## [TASK INSTRUCTIONS]
Copy the data word for word, keeping every line.

## [THE DATA]
****************

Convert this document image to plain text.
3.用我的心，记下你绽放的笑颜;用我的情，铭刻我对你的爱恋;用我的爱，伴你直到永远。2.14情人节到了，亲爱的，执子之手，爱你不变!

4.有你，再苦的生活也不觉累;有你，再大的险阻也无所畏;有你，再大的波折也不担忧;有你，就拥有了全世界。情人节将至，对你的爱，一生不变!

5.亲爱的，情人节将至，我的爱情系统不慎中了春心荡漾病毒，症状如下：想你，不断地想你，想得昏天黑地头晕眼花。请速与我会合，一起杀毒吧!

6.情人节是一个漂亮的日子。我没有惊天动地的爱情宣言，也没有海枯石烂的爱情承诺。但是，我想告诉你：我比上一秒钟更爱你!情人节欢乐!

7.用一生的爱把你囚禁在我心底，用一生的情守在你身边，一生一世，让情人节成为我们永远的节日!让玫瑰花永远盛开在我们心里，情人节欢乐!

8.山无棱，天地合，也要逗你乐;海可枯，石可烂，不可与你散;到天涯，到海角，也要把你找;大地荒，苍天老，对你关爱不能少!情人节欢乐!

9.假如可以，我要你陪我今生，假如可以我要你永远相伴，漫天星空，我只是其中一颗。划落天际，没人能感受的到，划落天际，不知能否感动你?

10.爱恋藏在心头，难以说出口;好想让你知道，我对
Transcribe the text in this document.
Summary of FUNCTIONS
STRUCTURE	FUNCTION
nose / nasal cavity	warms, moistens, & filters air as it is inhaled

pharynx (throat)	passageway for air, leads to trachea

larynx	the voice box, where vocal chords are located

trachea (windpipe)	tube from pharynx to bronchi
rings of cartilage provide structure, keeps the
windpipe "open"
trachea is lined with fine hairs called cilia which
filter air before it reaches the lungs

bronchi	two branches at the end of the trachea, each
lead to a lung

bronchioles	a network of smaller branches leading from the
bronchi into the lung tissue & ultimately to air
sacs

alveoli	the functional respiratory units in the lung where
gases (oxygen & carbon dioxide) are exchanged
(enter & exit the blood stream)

****************

## [RESPONSE]
Convert this document image to plain text.
3.用我的心，记下你绽放的笑颜;用我的情，铭刻我对你的爱恋;用我的爱，伴你直到永远。2.14情人节到了，亲爱的，执子之手，爱你不变!

4.有你，再苦的生活也不觉累;有你，再大的险阻也无所畏;有你，再大的波折也不担忧;有你，就拥有了全世界。情人节将至，对你的爱，一生不变!

5.亲爱的，情人节将至，我的爱情系统不慎中了春心荡漾病毒，症状如下：想你，不断地想你，想得昏天黑地头晕眼花。请速与我会合，一起杀毒吧!

6.情人节是一个漂亮的日子。我没有惊天动地的爱情宣言，也没有海枯石烂的爱情承诺。但是，我想告诉你：我比上一秒钟更爱你!情人节欢乐!

7.用一生的爱把你囚禁在我心底，用一生的情守在你身边，一生一世，让情人节成为我们永远的节日!让玫瑰花永远盛开在我们心里，情人节欢乐!

8.山无棱，天地合，也要逗你乐;海可枯，石可烂，不可与你散;到天涯，到海角，也要把你找;大地荒，苍天老，对你关爱不能少!情人节欢乐!

9.假如可以，我要你陪我今生，假如可以我要你永远相伴，漫天星空，我只是其中一颗。划落天际，没人能感受的到，划落天际，不知能否感动你?

10.爱恋藏在心头，难以说出口;好想让你知道，我对
Transcribe the text in this document.
Summary of FUNCTIONS
STRUCTURE	FUNCTION
nose / nasal cavity	warms, moistens, & filters air as it is inhaled

pharynx (throat)	passageway for air, leads to trachea

larynx	the voice box, where vocal chords are located

trachea (windpipe)	tube from pharynx to bronchi
rings of cartilage provide structure, keeps the
windpipe "open"
trachea is lined with fine hairs called cilia which
filter air before it reaches the lungs

bronchi	two branches at the end of the trachea, each
lead to a lung

bronchioles	a network of smaller branches leading from the
bronchi into the lung tissue & ultimately to air
sacs

alveoli	the functional respiratory units in the lung where
gases (oxygen & carbon dioxide) are exchanged
(enter & exit the blood stream)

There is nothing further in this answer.